Dataset items:
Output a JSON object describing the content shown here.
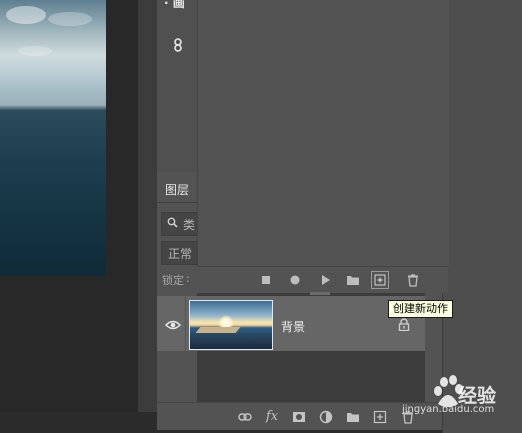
{
  "side_panel": {
    "top_item": "· 画"
  },
  "layers": {
    "tab_label": "图层",
    "filter_label": "类",
    "blend_mode": "正常",
    "lock_label": "锁定",
    "lock_colon": ":",
    "layer_name": "背景"
  },
  "tooltip": {
    "text": "创建新动作"
  },
  "watermark": {
    "logo_text": "经验",
    "url": "jingyan.baidu.com"
  },
  "icons": {
    "actions_toolbar": [
      "stop-icon",
      "record-icon",
      "play-icon",
      "folder-icon",
      "new-action-icon",
      "trash-icon"
    ],
    "layers_toolbar": [
      "link-icon",
      "fx-icon",
      "mask-icon",
      "adjustment-icon",
      "folder-icon",
      "new-layer-icon",
      "trash-icon"
    ]
  },
  "layers_toolbar_labels": {
    "fx": "fx"
  }
}
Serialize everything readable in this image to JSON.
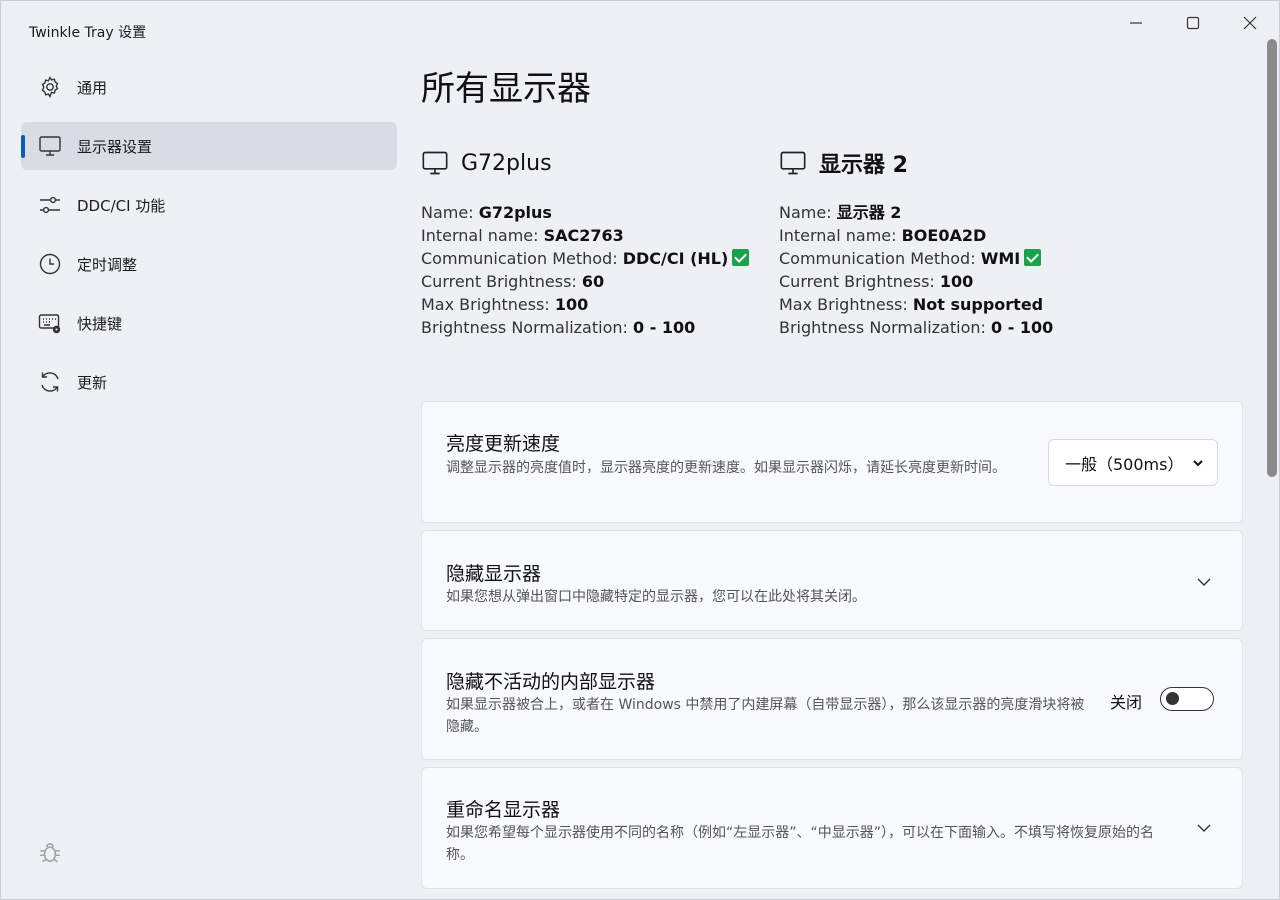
{
  "window": {
    "title": "Twinkle Tray 设置"
  },
  "sidebar": {
    "items": [
      {
        "label": "通用",
        "icon": "gear-icon"
      },
      {
        "label": "显示器设置",
        "icon": "monitor-icon",
        "active": true
      },
      {
        "label": "DDC/CI 功能",
        "icon": "sliders-icon"
      },
      {
        "label": "定时调整",
        "icon": "clock-icon"
      },
      {
        "label": "快捷键",
        "icon": "keyboard-gear-icon"
      },
      {
        "label": "更新",
        "icon": "refresh-icon"
      }
    ],
    "footer_icon": "bug-icon"
  },
  "main": {
    "title": "所有显示器",
    "monitors": [
      {
        "title": "G72plus",
        "labels": {
          "name": "Name: ",
          "internal": "Internal name: ",
          "method": "Communication Method: ",
          "current": "Current Brightness: ",
          "max": "Max Brightness: ",
          "norm": "Brightness Normalization: "
        },
        "name": "G72plus",
        "internal_name": "SAC2763",
        "method": "DDC/CI (HL)",
        "current_brightness": "60",
        "max_brightness": "100",
        "normalization": "0 - 100"
      },
      {
        "title": "显示器 2",
        "labels": {
          "name": "Name: ",
          "internal": "Internal name: ",
          "method": "Communication Method: ",
          "current": "Current Brightness: ",
          "max": "Max Brightness: ",
          "norm": "Brightness Normalization: "
        },
        "name": "显示器 2",
        "internal_name": "BOE0A2D",
        "method": "WMI",
        "current_brightness": "100",
        "max_brightness": "Not supported",
        "normalization": "0 - 100"
      }
    ],
    "cards": {
      "update_rate": {
        "title": "亮度更新速度",
        "desc": "调整显示器的亮度值时，显示器亮度的更新速度。如果显示器闪烁，请延长亮度更新时间。",
        "selected": "一般（500ms）"
      },
      "hide_displays": {
        "title": "隐藏显示器",
        "desc": "如果您想从弹出窗口中隐藏特定的显示器，您可以在此处将其关闭。"
      },
      "hide_internal": {
        "title": "隐藏不活动的内部显示器",
        "desc": "如果显示器被合上，或者在 Windows 中禁用了内建屏幕（自带显示器），那么该显示器的亮度滑块将被隐藏。",
        "toggle_label": "关闭",
        "toggle_on": false
      },
      "rename": {
        "title": "重命名显示器",
        "desc": "如果您希望每个显示器使用不同的名称（例如“左显示器”、“中显示器”），可以在下面输入。不填写将恢复原始的名称。"
      }
    }
  },
  "colors": {
    "accent": "#0a5bbd",
    "check": "#16a34a"
  }
}
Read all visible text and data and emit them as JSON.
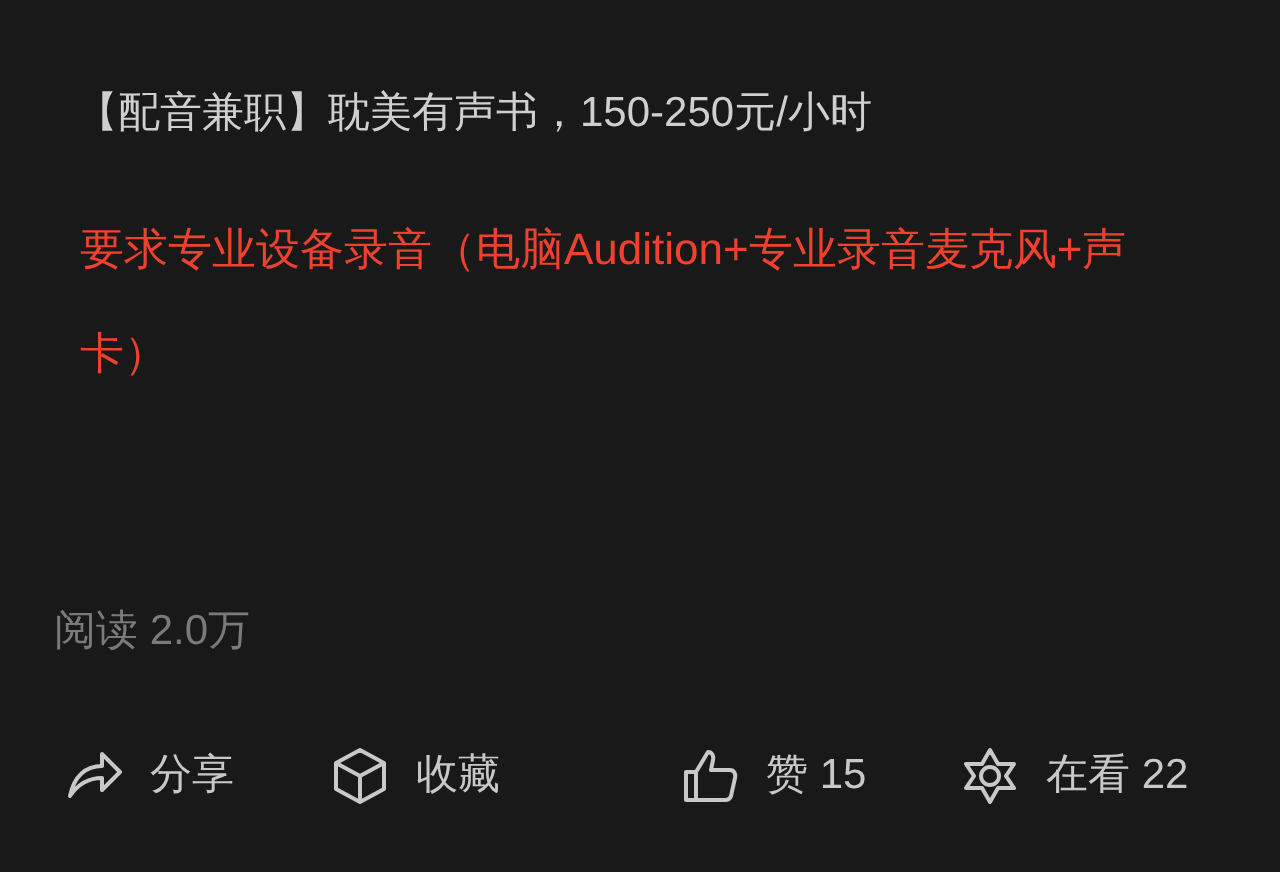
{
  "title": "【配音兼职】耽美有声书，150-250元/小时",
  "requirement": "要求专业设备录音（电脑Audition+专业录音麦克风+声卡）",
  "reads": "阅读 2.0万",
  "actions": [
    {
      "kind": "share",
      "label": "分享"
    },
    {
      "kind": "favorite",
      "label": "收藏"
    },
    {
      "kind": "like",
      "label": "赞 15"
    },
    {
      "kind": "watching",
      "label": "在看 22"
    }
  ]
}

## Direction
From the entries above, list each line with "method" in it.

## Written answer
          "method": "Communication Method: ",
        "method": "DDC/CI (HL)",
          "method": "Communication Method: ",
        "method": "WMI",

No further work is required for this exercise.